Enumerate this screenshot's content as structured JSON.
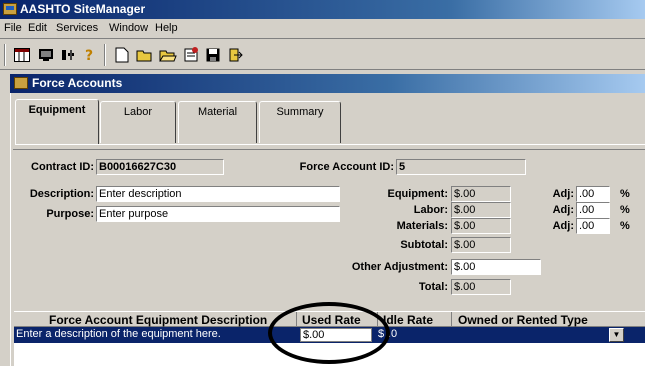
{
  "app": {
    "title": "AASHTO SiteManager"
  },
  "menu": [
    "File",
    "Edit",
    "Services",
    "Window",
    "Help"
  ],
  "toolbar_icons": [
    "grid-icon",
    "monitor-icon",
    "tools-icon",
    "help-icon",
    "new-document-icon",
    "open-folder-icon",
    "folder-icon",
    "notes-icon",
    "save-icon",
    "exit-icon"
  ],
  "child": {
    "title": "Force Accounts"
  },
  "tabs": [
    "Equipment",
    "Labor",
    "Material",
    "Summary"
  ],
  "form": {
    "contract_id_label": "Contract ID:",
    "contract_id": "B00016627C30",
    "force_account_id_label": "Force Account ID:",
    "force_account_id": "5",
    "description_label": "Description:",
    "description": "Enter description",
    "purpose_label": "Purpose:",
    "purpose": "Enter purpose",
    "equipment_label": "Equipment:",
    "equipment": "$.00",
    "labor_label": "Labor:",
    "labor": "$.00",
    "materials_label": "Materials:",
    "materials": "$.00",
    "subtotal_label": "Subtotal:",
    "subtotal": "$.00",
    "other_adjustment_label": "Other Adjustment:",
    "other_adjustment": "$.00",
    "total_label": "Total:",
    "total": "$.00",
    "adj_label": "Adj:",
    "adj_values": [
      ".00",
      ".00",
      ".00"
    ],
    "pct_symbol": "%"
  },
  "grid": {
    "columns": [
      "Force Account Equipment Description",
      "Used Rate",
      "Idle Rate",
      "Owned or Rented Type"
    ],
    "row": {
      "description": "Enter a description of the equipment here.",
      "used_rate": "$.00",
      "idle_rate_prefix": "$",
      "idle_rate_value": ".0",
      "type": ""
    }
  }
}
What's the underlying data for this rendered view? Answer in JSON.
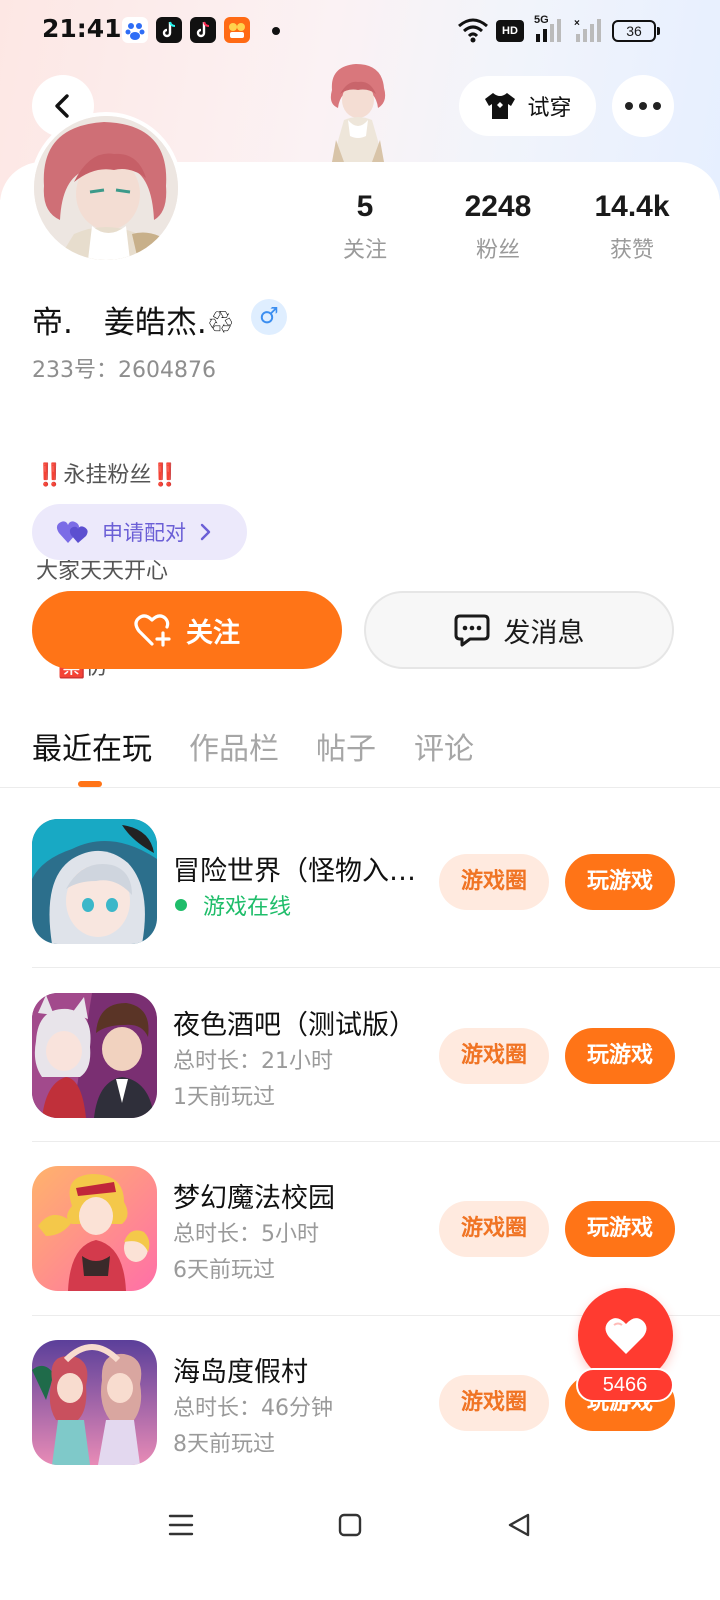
{
  "status_bar": {
    "time": "21:41",
    "network": "5G",
    "hd": "HD",
    "battery": "36"
  },
  "top_bar": {
    "try_on_label": "试穿"
  },
  "profile": {
    "name": "帝.　姜皓杰.♲",
    "gender_symbol": "♂",
    "id_label": "233号：2604876",
    "bio": [
      "‼️永挂粉丝‼️",
      "大家天天开心",
      "　🈲仿"
    ]
  },
  "stats": [
    {
      "value": "5",
      "label": "关注"
    },
    {
      "value": "2248",
      "label": "粉丝"
    },
    {
      "value": "14.4k",
      "label": "获赞"
    }
  ],
  "pair_button": {
    "label": "申请配对"
  },
  "actions": {
    "follow_label": "关注",
    "message_label": "发消息"
  },
  "tabs": [
    {
      "label": "最近在玩",
      "active": true
    },
    {
      "label": "作品栏",
      "active": false
    },
    {
      "label": "帖子",
      "active": false
    },
    {
      "label": "评论",
      "active": false
    }
  ],
  "games": [
    {
      "title": "冒险世界（怪物入…",
      "sub1": "游戏在线",
      "sub2": "",
      "online": true,
      "circle_label": "游戏圈",
      "play_label": "玩游戏"
    },
    {
      "title": "夜色酒吧（测试版）",
      "sub1": "总时长：21小时",
      "sub2": "1天前玩过",
      "online": false,
      "circle_label": "游戏圈",
      "play_label": "玩游戏"
    },
    {
      "title": "梦幻魔法校园",
      "sub1": "总时长：5小时",
      "sub2": "6天前玩过",
      "online": false,
      "circle_label": "游戏圈",
      "play_label": "玩游戏"
    },
    {
      "title": "海岛度假村",
      "sub1": "总时长：46分钟",
      "sub2": "8天前玩过",
      "online": false,
      "circle_label": "游戏圈",
      "play_label": "玩游戏"
    }
  ],
  "like_fab": {
    "count": "5466"
  },
  "colors": {
    "accent": "#ff7417",
    "online": "#1fbd6a",
    "like": "#ff3b30",
    "pair": "#6b5fd6"
  }
}
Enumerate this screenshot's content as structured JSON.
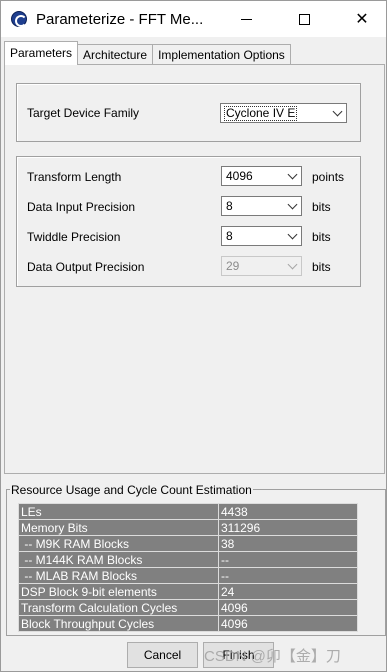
{
  "window": {
    "title": "Parameterize - FFT Me...",
    "controls": {
      "minimize": "minimize-icon",
      "maximize": "maximize-icon",
      "close": "close-icon"
    }
  },
  "tabs": [
    {
      "label": "Parameters",
      "active": true
    },
    {
      "label": "Architecture",
      "active": false
    },
    {
      "label": "Implementation Options",
      "active": false
    }
  ],
  "device": {
    "label": "Target Device Family",
    "value": "Cyclone IV E"
  },
  "params": [
    {
      "label": "Transform Length",
      "value": "4096",
      "unit": "points",
      "enabled": true
    },
    {
      "label": "Data Input Precision",
      "value": "8",
      "unit": "bits",
      "enabled": true
    },
    {
      "label": "Twiddle Precision",
      "value": "8",
      "unit": "bits",
      "enabled": true
    },
    {
      "label": "Data Output Precision",
      "value": "29",
      "unit": "bits",
      "enabled": false
    }
  ],
  "resources": {
    "title": "Resource Usage and Cycle Count Estimation",
    "rows": [
      {
        "name": "LEs",
        "value": "4438"
      },
      {
        "name": "Memory Bits",
        "value": "311296"
      },
      {
        "name": " -- M9K RAM Blocks",
        "value": "38"
      },
      {
        "name": " -- M144K RAM Blocks",
        "value": "--"
      },
      {
        "name": " -- MLAB RAM Blocks",
        "value": "--"
      },
      {
        "name": "DSP Block 9-bit elements",
        "value": "24"
      },
      {
        "name": "Transform Calculation Cycles",
        "value": "4096"
      },
      {
        "name": "Block Throughput Cycles",
        "value": "4096"
      }
    ]
  },
  "buttons": {
    "cancel": "Cancel",
    "finish": "Finish"
  },
  "watermark": "CSDN @卯【金】刀",
  "colors": {
    "table_bg": "#808080",
    "title_bg": "#ffffff",
    "window_bg": "#f0f0f0"
  }
}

|---|

▶ **Set problem**
Gather each line from the entries above that includes the word "Enter".

▶ **Solution to this task**
    "description": "Enter description",
    "purpose": "Enter purpose",
      "description": "Enter a description of the equipment here.",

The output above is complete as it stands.